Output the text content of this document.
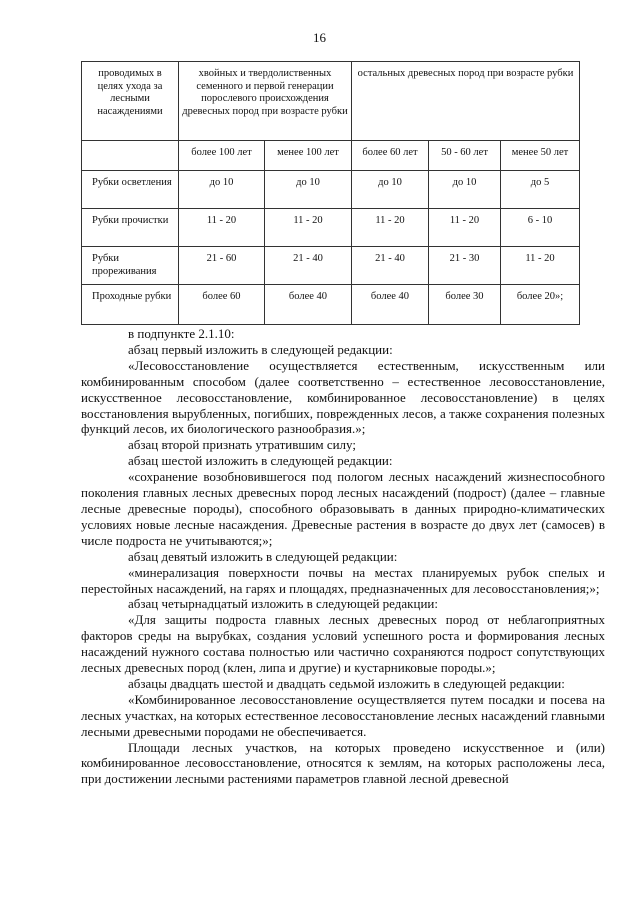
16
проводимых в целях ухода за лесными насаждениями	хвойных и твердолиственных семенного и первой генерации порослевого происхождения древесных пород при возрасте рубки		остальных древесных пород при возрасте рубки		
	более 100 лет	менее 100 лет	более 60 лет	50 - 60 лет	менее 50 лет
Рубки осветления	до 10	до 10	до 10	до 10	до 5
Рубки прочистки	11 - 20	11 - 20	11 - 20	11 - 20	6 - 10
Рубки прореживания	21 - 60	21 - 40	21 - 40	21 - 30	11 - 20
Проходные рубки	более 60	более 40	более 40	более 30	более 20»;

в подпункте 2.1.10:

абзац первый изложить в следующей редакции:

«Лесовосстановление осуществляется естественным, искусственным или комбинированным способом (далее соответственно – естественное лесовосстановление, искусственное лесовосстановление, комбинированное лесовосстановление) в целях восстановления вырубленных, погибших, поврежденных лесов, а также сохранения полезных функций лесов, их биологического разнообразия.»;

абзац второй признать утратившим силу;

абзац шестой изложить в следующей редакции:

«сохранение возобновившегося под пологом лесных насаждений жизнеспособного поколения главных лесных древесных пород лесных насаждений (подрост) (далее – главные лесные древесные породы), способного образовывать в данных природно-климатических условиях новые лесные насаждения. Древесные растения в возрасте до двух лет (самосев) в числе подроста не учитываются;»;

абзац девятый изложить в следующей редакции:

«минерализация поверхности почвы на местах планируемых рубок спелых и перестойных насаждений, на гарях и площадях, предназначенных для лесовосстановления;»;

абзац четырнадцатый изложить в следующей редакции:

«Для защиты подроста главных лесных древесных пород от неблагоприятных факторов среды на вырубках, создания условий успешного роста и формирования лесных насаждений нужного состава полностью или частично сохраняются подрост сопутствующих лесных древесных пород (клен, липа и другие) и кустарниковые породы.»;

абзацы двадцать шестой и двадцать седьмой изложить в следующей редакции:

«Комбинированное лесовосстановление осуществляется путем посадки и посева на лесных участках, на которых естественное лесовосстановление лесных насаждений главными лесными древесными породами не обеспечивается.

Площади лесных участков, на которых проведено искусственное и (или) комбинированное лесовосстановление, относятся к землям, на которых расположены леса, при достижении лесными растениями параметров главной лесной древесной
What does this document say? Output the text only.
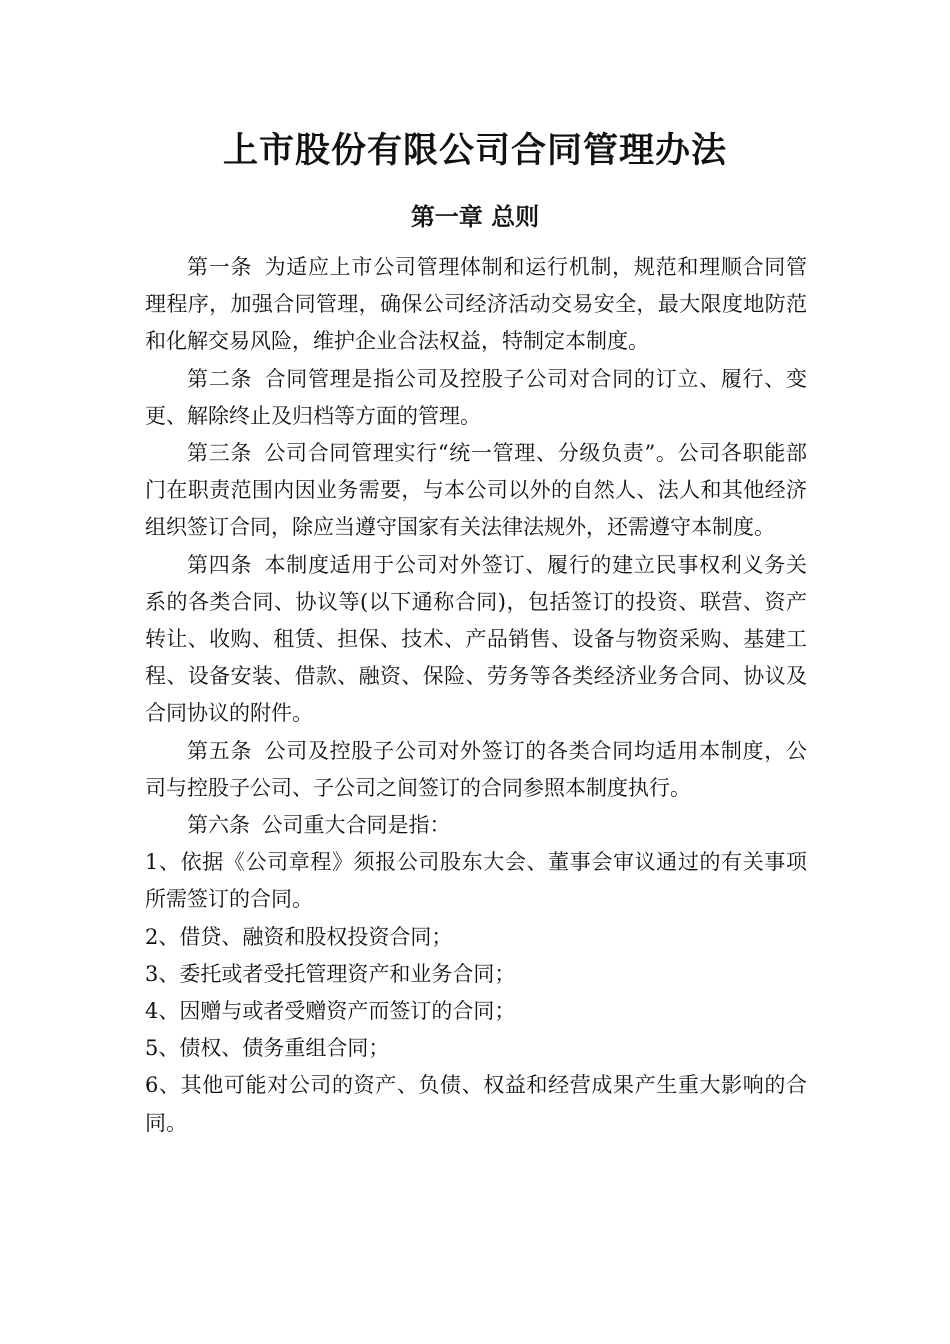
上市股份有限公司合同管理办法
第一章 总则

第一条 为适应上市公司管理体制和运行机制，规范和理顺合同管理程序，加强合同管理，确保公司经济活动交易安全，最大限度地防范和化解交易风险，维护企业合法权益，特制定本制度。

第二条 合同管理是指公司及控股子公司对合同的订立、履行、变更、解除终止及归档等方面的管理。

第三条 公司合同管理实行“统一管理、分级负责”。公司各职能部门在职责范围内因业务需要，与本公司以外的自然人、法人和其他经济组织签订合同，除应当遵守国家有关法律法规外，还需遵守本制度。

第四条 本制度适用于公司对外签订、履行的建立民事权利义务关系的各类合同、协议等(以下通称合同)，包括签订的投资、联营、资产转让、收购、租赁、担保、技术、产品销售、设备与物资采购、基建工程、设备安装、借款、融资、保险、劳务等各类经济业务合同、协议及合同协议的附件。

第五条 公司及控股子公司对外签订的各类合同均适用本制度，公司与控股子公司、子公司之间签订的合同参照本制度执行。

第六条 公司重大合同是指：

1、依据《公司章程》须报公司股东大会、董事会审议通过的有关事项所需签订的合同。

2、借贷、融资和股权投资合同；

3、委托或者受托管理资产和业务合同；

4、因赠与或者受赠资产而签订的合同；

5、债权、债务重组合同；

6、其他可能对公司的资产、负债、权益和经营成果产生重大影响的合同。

------------------------------------------------------------------------

What is the number of lines in this material that hold the string "document"? Answer with that number only.

2